Task objective. From the entries below, work out the number of lines that hold the word "Yazıcı", and give that number alone.

Records for processing.
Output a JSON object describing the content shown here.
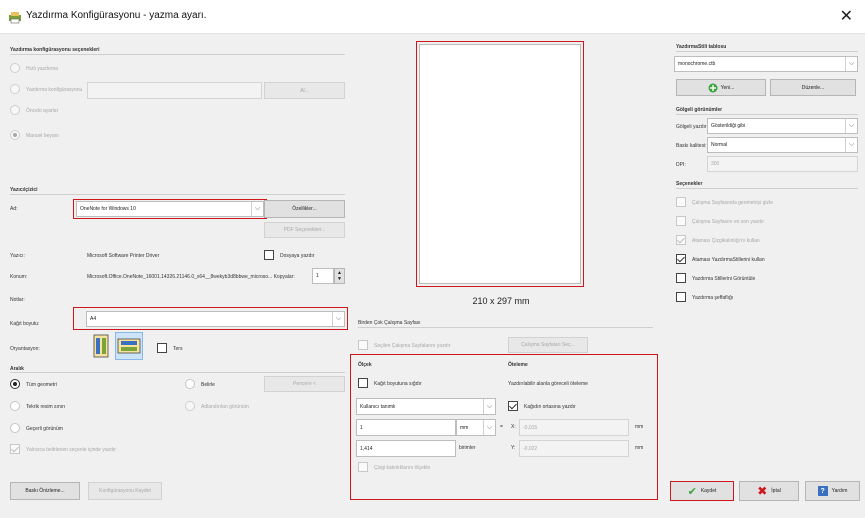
{
  "window": {
    "title": "Yazdırma Konfigürasyonu - yazma ayarı.",
    "close": "✕"
  },
  "config_section": {
    "title": "Yazdırma konfigürasyonu seçenekleri",
    "options": [
      "Hızlı yazdırma",
      "Yazdırma konfigürasyonu",
      "Önceki ayarlar",
      "Manuel beyanı"
    ],
    "selected": "Manuel beyanı",
    "name_field": "",
    "add_button": "Al..."
  },
  "printer": {
    "title": "Yazıcı/çizici",
    "name_label": "Ad:",
    "name_value": "OneNote for Windows 10",
    "properties_button": "Özellikler...",
    "pdf_button": "PDF Seçenekleri...",
    "plotter_label": "Yazıcı:",
    "plotter_value": "Microsoft Software Printer Driver",
    "print_to_file": "Dosyaya yazdır",
    "location_label": "Konum:",
    "location_value": "Microsoft.Office.OneNote_16001.14326.21146.0_x64__8wekyb3d8bbwe_microso... Kopyalar:",
    "copies": "1",
    "notes_label": "Notlar:"
  },
  "paper_size": {
    "label": "Kağıt boyutu:",
    "value": "A4"
  },
  "orientation": {
    "label": "Oryantasyon:",
    "reverse": "Ters"
  },
  "range": {
    "title": "Aralık",
    "options": [
      "Tüm geometri",
      "Tekrik resim sınırı",
      "Geçerli görünüm",
      "Belirle",
      "Adlandırılan görünüm"
    ],
    "selected": "Tüm geometri",
    "window_button": "Pencere <",
    "only_selected": "Yalnızca belirlenen seçenle içinde yazdır"
  },
  "preview": {
    "size_text": "210 x 297 mm"
  },
  "multi_sheet": {
    "title": "Birden Çok Çalışma Sayfası",
    "selected_sheets": "Seçilen Çalışma Sayfalarını yazdır",
    "select_button": "Çalışma Sayfaları Seç..."
  },
  "scale": {
    "title": "Ölçek",
    "fit": "Kağıt boyutuna sığdır",
    "custom": "Kullanıcı tanımlı",
    "value1": "1",
    "unit": "mm",
    "eq": "=",
    "value2": "1,414",
    "unit2": "birimler",
    "lineweights": "Çizgi kalınlıklarını ölçekle"
  },
  "offset": {
    "title": "Öteleme",
    "subtitle": "Yazdırılabilir alanla göreceli öteleme",
    "center": "Kağıdın ortasına yazdır",
    "x_label": "X:",
    "x_value": "-0,015",
    "y_label": "Y:",
    "y_value": "-0,022",
    "unit": "mm"
  },
  "style_table": {
    "title": "YazdırmaStili tablosu",
    "value": "monochrome.ctb",
    "new_button": "Yeni...",
    "edit_button": "Düzenle..."
  },
  "shaded": {
    "title": "Gölgeli görünümler",
    "print_label": "Gölgeli yazdır:",
    "print_value": "Gösterildiği gibi",
    "quality_label": "Baskı kalitesi:",
    "quality_value": "Normal",
    "dpi_label": "DPI:",
    "dpi_value": "300"
  },
  "options": {
    "title": "Seçenekler",
    "items": [
      {
        "label": "Çalışma Sayfasında geometriyi gizle",
        "checked": false,
        "disabled": true
      },
      {
        "label": "Çalışma Sayfasını en son yazdır",
        "checked": false,
        "disabled": true
      },
      {
        "label": "Ataması Çizgikalınlığı'nı kullan",
        "checked": true,
        "disabled": true
      },
      {
        "label": "Ataması YazdırmaStillerini kullan",
        "checked": true,
        "disabled": false
      },
      {
        "label": "Yazdırma Stillerini Görüntüle",
        "checked": false,
        "disabled": false
      },
      {
        "label": "Yazdırma şeffaflığı",
        "checked": false,
        "disabled": false
      }
    ]
  },
  "footer": {
    "preview_button": "Baskı Önizleme...",
    "save_config_button": "Konfigürasyonu Kaydet",
    "ok_button": "Kaydet",
    "cancel_button": "İptal",
    "help_button": "Yardım"
  },
  "colors": {
    "red_highlight": "#d0161d",
    "ok_green": "#3aa33a",
    "cancel_red": "#d0161d",
    "help_blue": "#3b6fbf"
  }
}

Exercise answer. 2